__Exercise goal__
Scan the lines below for the word "JSON". Copy each line you find it in.

Saved entries
(begin)

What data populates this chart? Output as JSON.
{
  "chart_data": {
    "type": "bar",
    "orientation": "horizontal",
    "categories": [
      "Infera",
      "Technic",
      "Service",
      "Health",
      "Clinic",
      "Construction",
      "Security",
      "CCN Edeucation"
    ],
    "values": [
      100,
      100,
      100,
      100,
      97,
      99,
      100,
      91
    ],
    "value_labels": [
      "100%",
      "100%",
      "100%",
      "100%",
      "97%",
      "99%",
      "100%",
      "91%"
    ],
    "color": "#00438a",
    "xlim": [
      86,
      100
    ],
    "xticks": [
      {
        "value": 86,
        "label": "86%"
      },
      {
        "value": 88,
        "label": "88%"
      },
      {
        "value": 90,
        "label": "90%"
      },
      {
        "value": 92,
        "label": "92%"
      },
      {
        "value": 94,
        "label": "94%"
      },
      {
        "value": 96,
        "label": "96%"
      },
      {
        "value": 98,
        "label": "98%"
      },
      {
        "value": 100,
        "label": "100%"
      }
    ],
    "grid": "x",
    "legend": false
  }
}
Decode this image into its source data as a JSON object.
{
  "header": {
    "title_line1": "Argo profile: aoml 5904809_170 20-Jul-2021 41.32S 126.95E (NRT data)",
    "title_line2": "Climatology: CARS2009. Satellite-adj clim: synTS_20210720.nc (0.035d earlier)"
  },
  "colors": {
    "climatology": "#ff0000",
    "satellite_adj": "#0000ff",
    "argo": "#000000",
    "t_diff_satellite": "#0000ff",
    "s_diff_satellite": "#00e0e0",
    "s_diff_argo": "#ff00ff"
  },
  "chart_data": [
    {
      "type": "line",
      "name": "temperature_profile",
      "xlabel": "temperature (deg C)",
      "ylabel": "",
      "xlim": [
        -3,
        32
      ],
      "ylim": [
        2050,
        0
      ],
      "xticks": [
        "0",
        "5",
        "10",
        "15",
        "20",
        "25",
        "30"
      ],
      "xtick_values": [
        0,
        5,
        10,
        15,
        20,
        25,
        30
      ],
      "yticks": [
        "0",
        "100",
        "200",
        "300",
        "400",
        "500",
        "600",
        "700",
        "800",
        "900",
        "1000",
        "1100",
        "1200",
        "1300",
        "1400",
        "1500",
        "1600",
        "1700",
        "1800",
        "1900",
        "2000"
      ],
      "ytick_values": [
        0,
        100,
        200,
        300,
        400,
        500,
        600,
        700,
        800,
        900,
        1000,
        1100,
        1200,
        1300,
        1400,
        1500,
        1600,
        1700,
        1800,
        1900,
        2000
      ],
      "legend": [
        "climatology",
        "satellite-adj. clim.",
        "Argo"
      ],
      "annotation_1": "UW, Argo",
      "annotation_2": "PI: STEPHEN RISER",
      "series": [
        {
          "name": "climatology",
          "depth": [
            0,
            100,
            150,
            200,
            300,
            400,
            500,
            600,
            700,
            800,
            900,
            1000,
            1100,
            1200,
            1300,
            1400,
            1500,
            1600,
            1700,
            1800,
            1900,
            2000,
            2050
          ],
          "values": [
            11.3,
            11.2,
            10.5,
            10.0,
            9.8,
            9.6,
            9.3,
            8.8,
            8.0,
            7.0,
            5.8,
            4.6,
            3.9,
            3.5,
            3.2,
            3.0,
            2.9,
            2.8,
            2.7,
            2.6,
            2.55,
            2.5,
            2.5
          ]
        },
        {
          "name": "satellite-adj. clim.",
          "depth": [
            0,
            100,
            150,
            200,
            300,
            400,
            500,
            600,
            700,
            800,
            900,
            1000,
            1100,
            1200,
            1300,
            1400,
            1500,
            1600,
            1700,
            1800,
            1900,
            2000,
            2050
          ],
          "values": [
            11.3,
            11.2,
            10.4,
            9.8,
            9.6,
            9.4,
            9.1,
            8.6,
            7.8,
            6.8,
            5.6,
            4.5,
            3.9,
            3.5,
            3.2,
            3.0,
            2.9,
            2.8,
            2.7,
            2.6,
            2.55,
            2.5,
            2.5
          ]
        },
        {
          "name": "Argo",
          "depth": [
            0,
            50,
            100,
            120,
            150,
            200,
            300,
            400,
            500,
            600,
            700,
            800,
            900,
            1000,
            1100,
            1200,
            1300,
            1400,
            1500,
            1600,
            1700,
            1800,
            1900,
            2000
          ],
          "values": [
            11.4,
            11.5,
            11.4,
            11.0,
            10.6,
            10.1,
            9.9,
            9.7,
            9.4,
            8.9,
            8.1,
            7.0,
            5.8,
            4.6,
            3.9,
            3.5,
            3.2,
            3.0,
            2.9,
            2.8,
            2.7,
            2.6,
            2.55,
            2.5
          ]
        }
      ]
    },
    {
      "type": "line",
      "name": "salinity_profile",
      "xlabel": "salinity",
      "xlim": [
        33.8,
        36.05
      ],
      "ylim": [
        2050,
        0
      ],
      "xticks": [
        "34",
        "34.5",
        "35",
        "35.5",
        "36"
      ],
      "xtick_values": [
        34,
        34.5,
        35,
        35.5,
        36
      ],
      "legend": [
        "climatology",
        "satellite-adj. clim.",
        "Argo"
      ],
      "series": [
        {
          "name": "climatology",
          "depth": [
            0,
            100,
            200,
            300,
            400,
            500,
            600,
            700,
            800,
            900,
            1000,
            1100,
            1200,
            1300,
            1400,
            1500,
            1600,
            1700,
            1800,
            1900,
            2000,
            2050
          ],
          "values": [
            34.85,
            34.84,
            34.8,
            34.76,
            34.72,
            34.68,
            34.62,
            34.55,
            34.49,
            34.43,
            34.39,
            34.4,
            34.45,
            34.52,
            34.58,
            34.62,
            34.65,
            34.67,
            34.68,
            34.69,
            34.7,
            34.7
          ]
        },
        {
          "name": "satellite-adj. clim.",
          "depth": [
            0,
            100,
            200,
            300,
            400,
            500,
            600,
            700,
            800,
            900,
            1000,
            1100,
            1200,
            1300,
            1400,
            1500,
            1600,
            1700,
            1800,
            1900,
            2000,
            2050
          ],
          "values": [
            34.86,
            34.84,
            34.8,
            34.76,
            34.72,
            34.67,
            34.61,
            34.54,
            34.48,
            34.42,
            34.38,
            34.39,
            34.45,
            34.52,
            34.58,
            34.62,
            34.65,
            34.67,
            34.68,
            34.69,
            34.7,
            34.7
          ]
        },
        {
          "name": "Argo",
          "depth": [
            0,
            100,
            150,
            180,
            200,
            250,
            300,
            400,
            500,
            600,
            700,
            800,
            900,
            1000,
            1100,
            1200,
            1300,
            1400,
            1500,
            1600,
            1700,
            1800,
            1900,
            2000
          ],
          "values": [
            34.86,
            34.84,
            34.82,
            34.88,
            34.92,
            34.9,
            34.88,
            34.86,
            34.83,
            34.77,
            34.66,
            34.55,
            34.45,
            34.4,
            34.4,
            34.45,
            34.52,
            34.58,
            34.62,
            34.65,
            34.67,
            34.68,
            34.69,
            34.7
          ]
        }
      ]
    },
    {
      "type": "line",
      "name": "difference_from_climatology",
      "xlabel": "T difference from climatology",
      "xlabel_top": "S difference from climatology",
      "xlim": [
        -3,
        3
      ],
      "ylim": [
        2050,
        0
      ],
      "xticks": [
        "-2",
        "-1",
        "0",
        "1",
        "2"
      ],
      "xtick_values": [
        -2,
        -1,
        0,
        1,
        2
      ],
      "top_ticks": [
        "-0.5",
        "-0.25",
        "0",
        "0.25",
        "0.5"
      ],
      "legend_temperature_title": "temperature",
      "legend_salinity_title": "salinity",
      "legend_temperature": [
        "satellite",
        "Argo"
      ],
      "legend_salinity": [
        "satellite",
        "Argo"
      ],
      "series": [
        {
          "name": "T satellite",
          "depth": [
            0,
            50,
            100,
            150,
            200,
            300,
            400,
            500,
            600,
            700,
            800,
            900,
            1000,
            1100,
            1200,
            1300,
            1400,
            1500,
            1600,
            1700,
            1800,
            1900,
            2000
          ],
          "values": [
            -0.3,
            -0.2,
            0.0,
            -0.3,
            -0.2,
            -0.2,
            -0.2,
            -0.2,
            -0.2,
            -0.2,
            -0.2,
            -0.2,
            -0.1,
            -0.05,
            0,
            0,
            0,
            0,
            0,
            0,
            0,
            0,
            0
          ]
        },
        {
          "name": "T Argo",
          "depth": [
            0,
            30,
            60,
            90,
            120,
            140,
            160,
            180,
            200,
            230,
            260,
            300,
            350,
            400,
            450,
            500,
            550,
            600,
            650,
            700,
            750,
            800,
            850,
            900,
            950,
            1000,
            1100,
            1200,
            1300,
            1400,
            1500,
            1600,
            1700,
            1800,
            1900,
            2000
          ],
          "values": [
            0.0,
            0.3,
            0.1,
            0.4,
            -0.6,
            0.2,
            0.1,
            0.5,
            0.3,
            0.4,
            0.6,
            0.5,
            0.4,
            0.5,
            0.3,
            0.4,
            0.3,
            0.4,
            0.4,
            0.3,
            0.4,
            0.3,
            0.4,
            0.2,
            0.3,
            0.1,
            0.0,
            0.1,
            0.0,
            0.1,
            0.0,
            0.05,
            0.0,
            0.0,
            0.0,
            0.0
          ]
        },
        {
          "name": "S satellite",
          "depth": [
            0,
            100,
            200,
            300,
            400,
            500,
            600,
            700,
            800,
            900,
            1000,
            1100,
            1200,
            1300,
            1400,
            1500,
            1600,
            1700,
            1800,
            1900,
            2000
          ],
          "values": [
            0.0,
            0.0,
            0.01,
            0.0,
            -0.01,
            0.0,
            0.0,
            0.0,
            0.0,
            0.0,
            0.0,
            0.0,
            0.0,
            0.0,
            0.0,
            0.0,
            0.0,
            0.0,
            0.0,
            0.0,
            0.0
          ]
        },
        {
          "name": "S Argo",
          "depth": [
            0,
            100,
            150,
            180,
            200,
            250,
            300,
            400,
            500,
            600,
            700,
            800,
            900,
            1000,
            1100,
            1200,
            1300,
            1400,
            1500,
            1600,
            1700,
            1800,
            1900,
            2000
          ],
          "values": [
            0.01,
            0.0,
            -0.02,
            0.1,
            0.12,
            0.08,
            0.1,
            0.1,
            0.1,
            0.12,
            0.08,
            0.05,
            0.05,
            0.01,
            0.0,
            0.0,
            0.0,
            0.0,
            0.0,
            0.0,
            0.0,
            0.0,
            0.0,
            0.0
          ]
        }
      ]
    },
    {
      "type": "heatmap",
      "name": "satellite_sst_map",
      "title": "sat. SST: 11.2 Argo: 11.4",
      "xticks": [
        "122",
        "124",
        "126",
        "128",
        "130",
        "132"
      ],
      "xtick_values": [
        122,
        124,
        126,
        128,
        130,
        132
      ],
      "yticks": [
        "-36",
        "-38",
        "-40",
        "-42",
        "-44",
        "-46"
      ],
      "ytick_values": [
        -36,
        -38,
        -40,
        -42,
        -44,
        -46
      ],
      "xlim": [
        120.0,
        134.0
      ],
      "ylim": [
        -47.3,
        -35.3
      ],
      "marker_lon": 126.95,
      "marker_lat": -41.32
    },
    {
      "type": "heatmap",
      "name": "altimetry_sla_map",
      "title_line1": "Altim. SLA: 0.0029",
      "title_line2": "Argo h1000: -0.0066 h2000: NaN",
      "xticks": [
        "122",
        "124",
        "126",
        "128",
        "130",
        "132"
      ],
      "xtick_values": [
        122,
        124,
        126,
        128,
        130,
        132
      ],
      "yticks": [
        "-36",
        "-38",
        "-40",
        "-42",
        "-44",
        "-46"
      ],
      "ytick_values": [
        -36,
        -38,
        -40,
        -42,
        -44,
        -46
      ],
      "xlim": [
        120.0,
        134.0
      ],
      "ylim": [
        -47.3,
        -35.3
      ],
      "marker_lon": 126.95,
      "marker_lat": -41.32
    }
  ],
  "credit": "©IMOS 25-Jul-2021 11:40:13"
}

(end)

__Reply to the exercise__
What data populates this chart? Output as JSON.
Decode this image into its source data as a JSON object.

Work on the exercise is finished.